Copy nothing but the text: repeat each entry exactly and drop the images.

++++++++++++++++++++

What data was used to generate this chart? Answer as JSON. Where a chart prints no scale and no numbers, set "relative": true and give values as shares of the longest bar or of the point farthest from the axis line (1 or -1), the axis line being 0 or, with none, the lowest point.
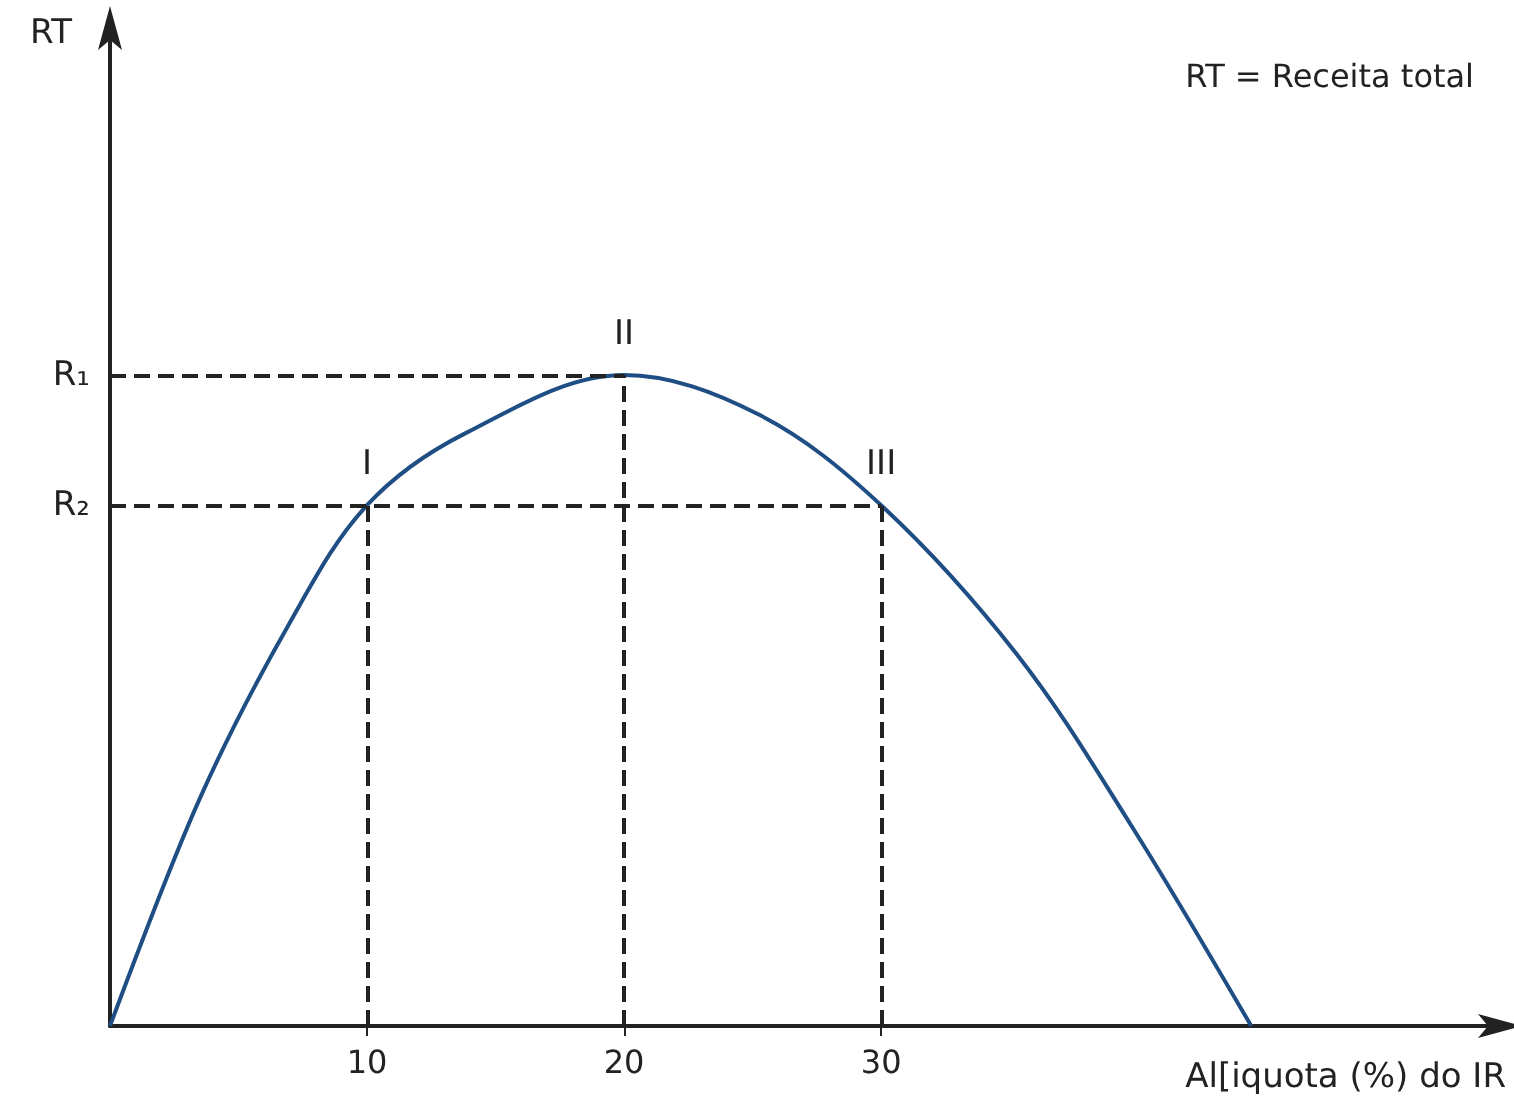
{
  "chart_data": {
    "type": "line",
    "relative": true,
    "xlabel": "Al[iquota (%) do IR",
    "x": [
      0,
      3.5,
      7,
      10,
      13.8,
      20,
      25.2,
      30,
      35.3,
      39.7,
      44.4
    ],
    "series": [
      {
        "color": "#1f4e84",
        "values": [
          0,
          0.35,
          0.62,
          0.8,
          0.91,
          1,
          0.94,
          0.8,
          0.57,
          0.31,
          0
        ]
      }
    ],
    "xlim": [
      0,
      54
    ],
    "xticks": [
      10,
      20,
      30
    ],
    "tick_labels": "x",
    "grid": false,
    "marker": "none",
    "line_style": "solid",
    "ref_lines": [
      {
        "axis": "y",
        "value": 1,
        "label": "R₁",
        "line_style": "dashed"
      },
      {
        "axis": "y",
        "value": 0.8,
        "label": "R₂",
        "line_style": "dashed"
      },
      {
        "axis": "x",
        "value": 10,
        "label": null,
        "line_style": "dashed"
      },
      {
        "axis": "x",
        "value": 20,
        "label": null,
        "line_style": "dashed"
      },
      {
        "axis": "x",
        "value": 30,
        "label": null,
        "line_style": "dashed"
      }
    ],
    "annotations": [
      "RT = Receita total",
      "RT",
      {
        "text": "I",
        "x": 10,
        "y": 0.8
      },
      {
        "text": "II",
        "x": 20,
        "y": 1
      },
      {
        "text": "III",
        "x": 30,
        "y": 0.8
      }
    ]
  }
}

++++++++++++++++++++

§ FINAL RESULT:
What data was used to generate this chart? Answer as JSON. Where a chart prints no scale and no numbers, set "relative": true and give values as shares of the longest bar or of the point farthest from the axis line (1 or -1), the axis line being 0 or, with none, the lowest point.
{
  "chart_data": {
    "type": "line",
    "relative": true,
    "xlabel": "Al[iquota (%) do IR",
    "x": [
      0,
      3.5,
      7,
      10,
      13.8,
      20,
      25.2,
      30,
      35.3,
      39.7,
      44.4
    ],
    "series": [
      {
        "color": "#1f4e84",
        "values": [
          0,
          0.35,
          0.62,
          0.8,
          0.91,
          1,
          0.94,
          0.8,
          0.57,
          0.31,
          0
        ]
      }
    ],
    "xlim": [
      0,
      54
    ],
    "xticks": [
      10,
      20,
      30
    ],
    "tick_labels": "x",
    "grid": false,
    "marker": "none",
    "line_style": "solid",
    "ref_lines": [
      {
        "axis": "y",
        "value": 1,
        "label": "R₁",
        "line_style": "dashed"
      },
      {
        "axis": "y",
        "value": 0.8,
        "label": "R₂",
        "line_style": "dashed"
      },
      {
        "axis": "x",
        "value": 10,
        "label": null,
        "line_style": "dashed"
      },
      {
        "axis": "x",
        "value": 20,
        "label": null,
        "line_style": "dashed"
      },
      {
        "axis": "x",
        "value": 30,
        "label": null,
        "line_style": "dashed"
      }
    ],
    "annotations": [
      "RT = Receita total",
      "RT",
      {
        "text": "I",
        "x": 10,
        "y": 0.8
      },
      {
        "text": "II",
        "x": 20,
        "y": 1
      },
      {
        "text": "III",
        "x": 30,
        "y": 0.8
      }
    ]
  }
}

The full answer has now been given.